** BEGIN DATA TO USE **
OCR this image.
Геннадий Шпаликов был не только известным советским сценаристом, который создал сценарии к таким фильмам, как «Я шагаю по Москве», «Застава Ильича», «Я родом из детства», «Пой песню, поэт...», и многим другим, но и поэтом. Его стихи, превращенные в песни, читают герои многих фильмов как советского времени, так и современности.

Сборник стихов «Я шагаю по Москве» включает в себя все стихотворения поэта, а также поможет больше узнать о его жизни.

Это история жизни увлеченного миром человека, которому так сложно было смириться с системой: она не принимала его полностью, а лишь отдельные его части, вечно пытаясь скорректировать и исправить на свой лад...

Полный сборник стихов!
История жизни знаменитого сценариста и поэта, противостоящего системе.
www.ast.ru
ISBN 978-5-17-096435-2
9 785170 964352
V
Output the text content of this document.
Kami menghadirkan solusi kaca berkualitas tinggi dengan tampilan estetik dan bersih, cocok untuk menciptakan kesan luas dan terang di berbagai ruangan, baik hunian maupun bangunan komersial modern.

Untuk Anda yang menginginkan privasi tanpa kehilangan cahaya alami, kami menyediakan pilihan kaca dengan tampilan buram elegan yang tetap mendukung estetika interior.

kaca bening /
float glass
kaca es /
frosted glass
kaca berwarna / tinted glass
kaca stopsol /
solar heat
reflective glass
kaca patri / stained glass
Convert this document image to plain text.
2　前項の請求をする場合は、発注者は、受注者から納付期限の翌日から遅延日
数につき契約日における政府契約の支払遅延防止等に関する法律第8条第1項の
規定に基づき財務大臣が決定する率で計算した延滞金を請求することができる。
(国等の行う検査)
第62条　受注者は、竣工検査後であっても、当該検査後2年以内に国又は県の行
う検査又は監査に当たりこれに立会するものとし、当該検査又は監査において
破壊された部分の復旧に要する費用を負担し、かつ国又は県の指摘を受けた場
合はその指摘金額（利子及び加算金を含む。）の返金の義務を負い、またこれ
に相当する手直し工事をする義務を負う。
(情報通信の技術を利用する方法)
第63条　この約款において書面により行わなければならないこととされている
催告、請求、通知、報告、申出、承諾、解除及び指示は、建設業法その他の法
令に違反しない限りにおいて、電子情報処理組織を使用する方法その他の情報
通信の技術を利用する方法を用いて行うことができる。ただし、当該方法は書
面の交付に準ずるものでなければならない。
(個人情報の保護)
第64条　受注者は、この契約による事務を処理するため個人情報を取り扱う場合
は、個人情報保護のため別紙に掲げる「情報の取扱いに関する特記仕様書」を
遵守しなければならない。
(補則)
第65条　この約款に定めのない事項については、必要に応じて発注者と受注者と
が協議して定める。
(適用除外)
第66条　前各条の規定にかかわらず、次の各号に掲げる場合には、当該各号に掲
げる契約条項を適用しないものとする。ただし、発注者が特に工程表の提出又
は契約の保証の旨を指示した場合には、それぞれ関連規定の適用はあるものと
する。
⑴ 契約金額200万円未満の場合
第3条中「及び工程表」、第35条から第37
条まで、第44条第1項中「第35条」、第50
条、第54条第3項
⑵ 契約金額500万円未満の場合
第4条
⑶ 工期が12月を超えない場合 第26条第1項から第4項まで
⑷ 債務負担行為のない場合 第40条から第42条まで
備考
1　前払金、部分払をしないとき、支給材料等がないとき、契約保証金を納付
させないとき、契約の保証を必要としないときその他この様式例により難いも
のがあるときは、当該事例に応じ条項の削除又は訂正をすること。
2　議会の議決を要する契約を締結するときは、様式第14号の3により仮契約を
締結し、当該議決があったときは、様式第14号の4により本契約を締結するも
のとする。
** END DATA TO USE **
Write out the data again, exactly and in full.

TASK ANSWER »
OCR this image.
Геннадий Шпаликов был не только известным советским сценаристом, который создал сценарии к таким фильмам, как «Я шагаю по Москве», «Застава Ильича», «Я родом из детства», «Пой песню, поэт...», и многим другим, но и поэтом. Его стихи, превращенные в песни, читают герои многих фильмов как советского времени, так и современности.

Сборник стихов «Я шагаю по Москве» включает в себя все стихотворения поэта, а также поможет больше узнать о его жизни.

Это история жизни увлеченного миром человека, которому так сложно было смириться с системой: она не принимала его полностью, а лишь отдельные его части, вечно пытаясь скорректировать и исправить на свой лад...

Полный сборник стихов!
История жизни знаменитого сценариста и поэта, противостоящего системе.
www.ast.ru
ISBN 978-5-17-096435-2
9 785170 964352
V
Output the text content of this document.
Kami menghadirkan solusi kaca berkualitas tinggi dengan tampilan estetik dan bersih, cocok untuk menciptakan kesan luas dan terang di berbagai ruangan, baik hunian maupun bangunan komersial modern.

Untuk Anda yang menginginkan privasi tanpa kehilangan cahaya alami, kami menyediakan pilihan kaca dengan tampilan buram elegan yang tetap mendukung estetika interior.

kaca bening /
float glass
kaca es /
frosted glass
kaca berwarna / tinted glass
kaca stopsol /
solar heat
reflective glass
kaca patri / stained glass
Convert this document image to plain text.
2　前項の請求をする場合は、発注者は、受注者から納付期限の翌日から遅延日
数につき契約日における政府契約の支払遅延防止等に関する法律第8条第1項の
規定に基づき財務大臣が決定する率で計算した延滞金を請求することができる。
(国等の行う検査)
第62条　受注者は、竣工検査後であっても、当該検査後2年以内に国又は県の行
う検査又は監査に当たりこれに立会するものとし、当該検査又は監査において
破壊された部分の復旧に要する費用を負担し、かつ国又は県の指摘を受けた場
合はその指摘金額（利子及び加算金を含む。）の返金の義務を負い、またこれ
に相当する手直し工事をする義務を負う。
(情報通信の技術を利用する方法)
第63条　この約款において書面により行わなければならないこととされている
催告、請求、通知、報告、申出、承諾、解除及び指示は、建設業法その他の法
令に違反しない限りにおいて、電子情報処理組織を使用する方法その他の情報
通信の技術を利用する方法を用いて行うことができる。ただし、当該方法は書
面の交付に準ずるものでなければならない。
(個人情報の保護)
第64条　受注者は、この契約による事務を処理するため個人情報を取り扱う場合
は、個人情報保護のため別紙に掲げる「情報の取扱いに関する特記仕様書」を
遵守しなければならない。
(補則)
第65条　この約款に定めのない事項については、必要に応じて発注者と受注者と
が協議して定める。
(適用除外)
第66条　前各条の規定にかかわらず、次の各号に掲げる場合には、当該各号に掲
げる契約条項を適用しないものとする。ただし、発注者が特に工程表の提出又
は契約の保証の旨を指示した場合には、それぞれ関連規定の適用はあるものと
する。
⑴ 契約金額200万円未満の場合
第3条中「及び工程表」、第35条から第37
条まで、第44条第1項中「第35条」、第50
条、第54条第3項
⑵ 契約金額500万円未満の場合
第4条
⑶ 工期が12月を超えない場合 第26条第1項から第4項まで
⑷ 債務負担行為のない場合 第40条から第42条まで
備考
1　前払金、部分払をしないとき、支給材料等がないとき、契約保証金を納付
させないとき、契約の保証を必要としないときその他この様式例により難いも
のがあるときは、当該事例に応じ条項の削除又は訂正をすること。
2　議会の議決を要する契約を締結するときは、様式第14号の3により仮契約を
締結し、当該議決があったときは、様式第14号の4により本契約を締結するも
のとする。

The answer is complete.